Dataset extract:
- - -

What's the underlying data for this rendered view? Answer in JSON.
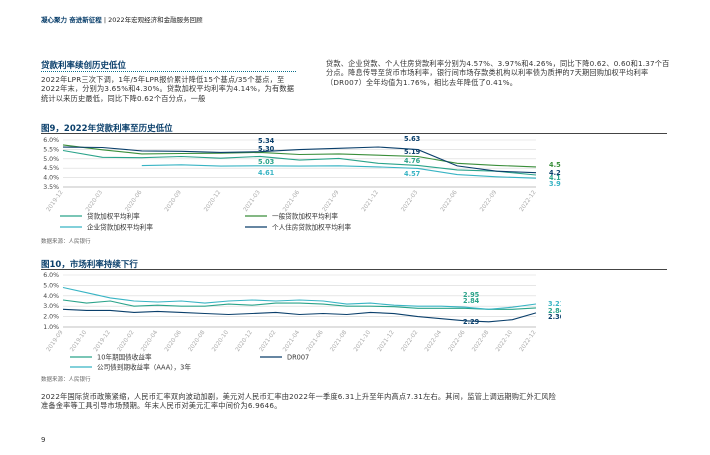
{
  "header": {
    "brand": "凝心聚力 奋进新征程",
    "separator": "|",
    "subtitle": "2022年宏观经济和金融服务回顾"
  },
  "section": {
    "title": "贷款利率续创历史低位",
    "left_paragraph": "2022年LPR三次下调，1年/5年LPR报价累计降低15个基点/35个基点，至2022年末，分别为3.65%和4.30%。贷款加权平均利率为4.14%，为有数据统计以来历史最低，同比下降0.62个百分点，一般",
    "right_paragraph": "贷款、企业贷款、个人住房贷款利率分别为4.57%、3.97%和4.26%，同比下降0.62、0.60和1.37个百分点。降息传导至货币市场利率，银行间市场存款类机构以利率债为质押的7天期回购加权平均利率（DR007）全年均值为1.76%，相比去年降低了0.41%。"
  },
  "figure9": {
    "title": "图9，2022年贷款利率至历史低位",
    "source": "数据来源：人民银行",
    "chart_data": {
      "type": "line",
      "categories": [
        "2019-12",
        "2020-03",
        "2020-06",
        "2020-09",
        "2020-12",
        "2021-03",
        "2021-06",
        "2021-09",
        "2021-12",
        "2022-03",
        "2022-06",
        "2022-09",
        "2022-12"
      ],
      "yticks": [
        "6.0%",
        "5.5%",
        "5.0%",
        "4.5%",
        "4.0%",
        "3.5%"
      ],
      "ylim": [
        3.5,
        6.0
      ],
      "series": [
        {
          "name": "贷款加权平均利率",
          "color": "#2aa38a",
          "values": [
            5.44,
            5.08,
            5.06,
            5.12,
            5.03,
            5.13,
            4.93,
            5.02,
            4.76,
            4.65,
            4.41,
            4.34,
            4.14
          ]
        },
        {
          "name": "一般贷款加权平均利率",
          "color": "#3a8e3a",
          "values": [
            5.74,
            5.48,
            5.26,
            5.28,
            5.3,
            5.34,
            5.23,
            5.26,
            5.19,
            5.12,
            4.76,
            4.65,
            4.57
          ]
        },
        {
          "name": "企业贷款加权平均利率",
          "color": "#38b4c4",
          "values": [
            null,
            null,
            4.64,
            4.68,
            4.61,
            4.63,
            4.61,
            4.63,
            4.57,
            4.49,
            4.16,
            4.04,
            3.97
          ]
        },
        {
          "name": "个人住房贷款加权平均利率",
          "color": "#0a3f6b",
          "values": [
            5.62,
            5.6,
            5.42,
            5.4,
            5.34,
            5.38,
            5.49,
            5.56,
            5.63,
            5.49,
            4.62,
            4.34,
            4.26
          ]
        }
      ],
      "annotations": [
        "5.34",
        "5.30",
        "5.03",
        "4.61",
        "5.63",
        "5.19",
        "4.76",
        "4.57",
        "4.57",
        "4.26",
        "4.14",
        "3.97"
      ]
    }
  },
  "figure10": {
    "title": "图10，市场利率持续下行",
    "source": "数据来源：人民银行",
    "chart_data": {
      "type": "line",
      "categories": [
        "2019-09",
        "2019-10",
        "2019-12",
        "2020-02",
        "2020-04",
        "2020-06",
        "2020-08",
        "2020-10",
        "2020-12",
        "2021-02",
        "2021-04",
        "2021-06",
        "2021-08",
        "2021-10",
        "2021-12",
        "2022-02",
        "2022-04",
        "2022-06",
        "2022-08",
        "2022-10",
        "2022-12"
      ],
      "yticks": [
        "6.0%",
        "5.0%",
        "4.0%",
        "3.0%",
        "2.0%",
        "1.0%"
      ],
      "ylim": [
        1.0,
        6.0
      ],
      "series": [
        {
          "name": "10年期国债收益率",
          "color": "#2aa38a",
          "values": [
            3.6,
            3.3,
            3.5,
            3.0,
            3.1,
            3.0,
            3.0,
            3.2,
            3.1,
            3.3,
            3.3,
            3.2,
            3.0,
            3.0,
            2.95,
            2.8,
            2.8,
            2.8,
            2.7,
            2.7,
            2.84
          ]
        },
        {
          "name": "DR007",
          "color": "#0a3f6b",
          "values": [
            2.7,
            2.6,
            2.6,
            2.4,
            2.5,
            2.4,
            2.3,
            2.2,
            2.3,
            2.4,
            2.2,
            2.3,
            2.2,
            2.4,
            2.29,
            2.0,
            1.8,
            1.6,
            1.5,
            1.7,
            2.36
          ]
        },
        {
          "name": "公司债到期收益率（AAA），3年",
          "color": "#38b4c4",
          "values": [
            4.8,
            4.3,
            3.8,
            3.5,
            3.4,
            3.5,
            3.3,
            3.5,
            3.6,
            3.5,
            3.6,
            3.5,
            3.2,
            3.3,
            3.1,
            3.0,
            3.0,
            2.9,
            2.7,
            2.9,
            3.21
          ]
        }
      ],
      "annotations": [
        "2.95",
        "2.84",
        "2.29",
        "3.21",
        "2.84",
        "2.36"
      ]
    }
  },
  "bottom_paragraph": "2022年国际货币政策紧缩，人民币汇率双向波动加剧，美元对人民币汇率由2022年一季度6.31上升至年内高点7.31左右。其间，监管上调远期购汇外汇风险准备金率等工具引导市场预期。年末人民币对美元汇率中间价为6.9646。",
  "page_number": "9"
}
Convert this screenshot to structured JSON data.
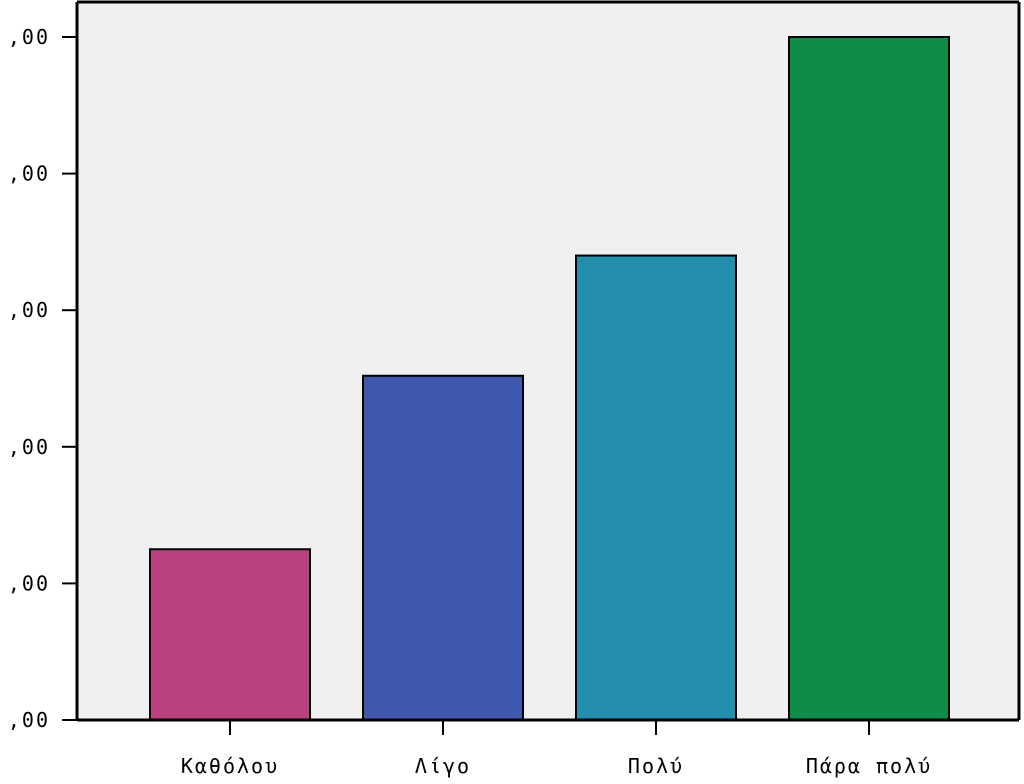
{
  "chart_data": {
    "type": "bar",
    "categories": [
      "Καθόλου",
      "Λίγο",
      "Πολύ",
      "Πάρα πολύ"
    ],
    "values": [
      6.25,
      12.6,
      17.0,
      25.0
    ],
    "ylim": [
      0,
      25
    ],
    "yticks": [
      0,
      5,
      10,
      15,
      20,
      25
    ],
    "ytick_labels": [
      ",00",
      ",00",
      ",00",
      ",00",
      ",00",
      ",00"
    ],
    "grid": false,
    "plot_background": "#f0f0f0",
    "colors": [
      "#bc4180",
      "#3f58ab",
      "#248fad",
      "#0f8c4a"
    ],
    "title": "",
    "xlabel": "",
    "ylabel": ""
  }
}
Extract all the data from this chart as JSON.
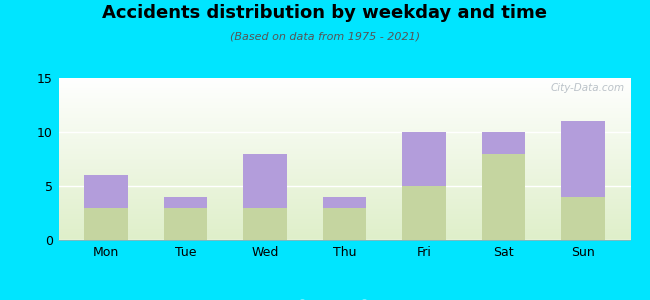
{
  "categories": [
    "Mon",
    "Tue",
    "Wed",
    "Thu",
    "Fri",
    "Sat",
    "Sun"
  ],
  "am_values": [
    3,
    1,
    5,
    1,
    5,
    2,
    7
  ],
  "pm_values": [
    3,
    3,
    3,
    3,
    5,
    8,
    4
  ],
  "am_color": "#b39ddb",
  "pm_color": "#c5d5a0",
  "title": "Accidents distribution by weekday and time",
  "subtitle": "(Based on data from 1975 - 2021)",
  "ylim": [
    0,
    15
  ],
  "yticks": [
    0,
    5,
    10,
    15
  ],
  "bg_color": "#00e5ff",
  "plot_bg_top_left": "#ffffff",
  "plot_bg_bottom_right": "#d0e8b0",
  "watermark": "City-Data.com",
  "bar_width": 0.55,
  "title_fontsize": 13,
  "subtitle_fontsize": 8,
  "tick_fontsize": 9
}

- - -

Prompt: All preceding records should be duplicated verbatim, images excepted.

The completed task:
What's the underlying data for this rendered view? Answer in JSON.
{
  "header": {
    "brand": "凝心聚力 奋进新征程",
    "separator": "|",
    "subtitle": "2022年宏观经济和金融服务回顾"
  },
  "section": {
    "title": "贷款利率续创历史低位",
    "left_paragraph": "2022年LPR三次下调，1年/5年LPR报价累计降低15个基点/35个基点，至2022年末，分别为3.65%和4.30%。贷款加权平均利率为4.14%，为有数据统计以来历史最低，同比下降0.62个百分点，一般",
    "right_paragraph": "贷款、企业贷款、个人住房贷款利率分别为4.57%、3.97%和4.26%，同比下降0.62、0.60和1.37个百分点。降息传导至货币市场利率，银行间市场存款类机构以利率债为质押的7天期回购加权平均利率（DR007）全年均值为1.76%，相比去年降低了0.41%。"
  },
  "figure9": {
    "title": "图9，2022年贷款利率至历史低位",
    "source": "数据来源：人民银行",
    "chart_data": {
      "type": "line",
      "categories": [
        "2019-12",
        "2020-03",
        "2020-06",
        "2020-09",
        "2020-12",
        "2021-03",
        "2021-06",
        "2021-09",
        "2021-12",
        "2022-03",
        "2022-06",
        "2022-09",
        "2022-12"
      ],
      "yticks": [
        "6.0%",
        "5.5%",
        "5.0%",
        "4.5%",
        "4.0%",
        "3.5%"
      ],
      "ylim": [
        3.5,
        6.0
      ],
      "series": [
        {
          "name": "贷款加权平均利率",
          "color": "#2aa38a",
          "values": [
            5.44,
            5.08,
            5.06,
            5.12,
            5.03,
            5.13,
            4.93,
            5.02,
            4.76,
            4.65,
            4.41,
            4.34,
            4.14
          ]
        },
        {
          "name": "一般贷款加权平均利率",
          "color": "#3a8e3a",
          "values": [
            5.74,
            5.48,
            5.26,
            5.28,
            5.3,
            5.34,
            5.23,
            5.26,
            5.19,
            5.12,
            4.76,
            4.65,
            4.57
          ]
        },
        {
          "name": "企业贷款加权平均利率",
          "color": "#38b4c4",
          "values": [
            null,
            null,
            4.64,
            4.68,
            4.61,
            4.63,
            4.61,
            4.63,
            4.57,
            4.49,
            4.16,
            4.04,
            3.97
          ]
        },
        {
          "name": "个人住房贷款加权平均利率",
          "color": "#0a3f6b",
          "values": [
            5.62,
            5.6,
            5.42,
            5.4,
            5.34,
            5.38,
            5.49,
            5.56,
            5.63,
            5.49,
            4.62,
            4.34,
            4.26
          ]
        }
      ],
      "annotations": [
        "5.34",
        "5.30",
        "5.03",
        "4.61",
        "5.63",
        "5.19",
        "4.76",
        "4.57",
        "4.57",
        "4.26",
        "4.14",
        "3.97"
      ]
    }
  },
  "figure10": {
    "title": "图10，市场利率持续下行",
    "source": "数据来源：人民银行",
    "chart_data": {
      "type": "line",
      "categories": [
        "2019-09",
        "2019-10",
        "2019-12",
        "2020-02",
        "2020-04",
        "2020-06",
        "2020-08",
        "2020-10",
        "2020-12",
        "2021-02",
        "2021-04",
        "2021-06",
        "2021-08",
        "2021-10",
        "2021-12",
        "2022-02",
        "2022-04",
        "2022-06",
        "2022-08",
        "2022-10",
        "2022-12"
      ],
      "yticks": [
        "6.0%",
        "5.0%",
        "4.0%",
        "3.0%",
        "2.0%",
        "1.0%"
      ],
      "ylim": [
        1.0,
        6.0
      ],
      "series": [
        {
          "name": "10年期国债收益率",
          "color": "#2aa38a",
          "values": [
            3.6,
            3.3,
            3.5,
            3.0,
            3.1,
            3.0,
            3.0,
            3.2,
            3.1,
            3.3,
            3.3,
            3.2,
            3.0,
            3.0,
            2.95,
            2.8,
            2.8,
            2.8,
            2.7,
            2.7,
            2.84
          ]
        },
        {
          "name": "DR007",
          "color": "#0a3f6b",
          "values": [
            2.7,
            2.6,
            2.6,
            2.4,
            2.5,
            2.4,
            2.3,
            2.2,
            2.3,
            2.4,
            2.2,
            2.3,
            2.2,
            2.4,
            2.29,
            2.0,
            1.8,
            1.6,
            1.5,
            1.7,
            2.36
          ]
        },
        {
          "name": "公司债到期收益率（AAA），3年",
          "color": "#38b4c4",
          "values": [
            4.8,
            4.3,
            3.8,
            3.5,
            3.4,
            3.5,
            3.3,
            3.5,
            3.6,
            3.5,
            3.6,
            3.5,
            3.2,
            3.3,
            3.1,
            3.0,
            3.0,
            2.9,
            2.7,
            2.9,
            3.21
          ]
        }
      ],
      "annotations": [
        "2.95",
        "2.84",
        "2.29",
        "3.21",
        "2.84",
        "2.36"
      ]
    }
  },
  "bottom_paragraph": "2022年国际货币政策紧缩，人民币汇率双向波动加剧，美元对人民币汇率由2022年一季度6.31上升至年内高点7.31左右。其间，监管上调远期购汇外汇风险准备金率等工具引导市场预期。年末人民币对美元汇率中间价为6.9646。",
  "page_number": "9"
}
Convert this screenshot to structured JSON data.
{
  "chart_data": {
    "type": "bar",
    "categories": [
      "Καθόλου",
      "Λίγο",
      "Πολύ",
      "Πάρα πολύ"
    ],
    "values": [
      6.25,
      12.6,
      17.0,
      25.0
    ],
    "ylim": [
      0,
      25
    ],
    "yticks": [
      0,
      5,
      10,
      15,
      20,
      25
    ],
    "ytick_labels": [
      ",00",
      ",00",
      ",00",
      ",00",
      ",00",
      ",00"
    ],
    "grid": false,
    "plot_background": "#f0f0f0",
    "colors": [
      "#bc4180",
      "#3f58ab",
      "#248fad",
      "#0f8c4a"
    ],
    "title": "",
    "xlabel": "",
    "ylabel": ""
  }
}
Extract all the data from this chart as JSON.
{
  "categories": [
    "Mon",
    "Tue",
    "Wed",
    "Thu",
    "Fri",
    "Sat",
    "Sun"
  ],
  "am_values": [
    3,
    1,
    5,
    1,
    5,
    2,
    7
  ],
  "pm_values": [
    3,
    3,
    3,
    3,
    5,
    8,
    4
  ],
  "am_color": "#b39ddb",
  "pm_color": "#c5d5a0",
  "title": "Accidents distribution by weekday and time",
  "subtitle": "(Based on data from 1975 - 2021)",
  "ylim": [
    0,
    15
  ],
  "yticks": [
    0,
    5,
    10,
    15
  ],
  "bg_color": "#00e5ff",
  "plot_bg_top_left": "#ffffff",
  "plot_bg_bottom_right": "#d0e8b0",
  "watermark": "City-Data.com",
  "bar_width": 0.55,
  "title_fontsize": 13,
  "subtitle_fontsize": 8,
  "tick_fontsize": 9
}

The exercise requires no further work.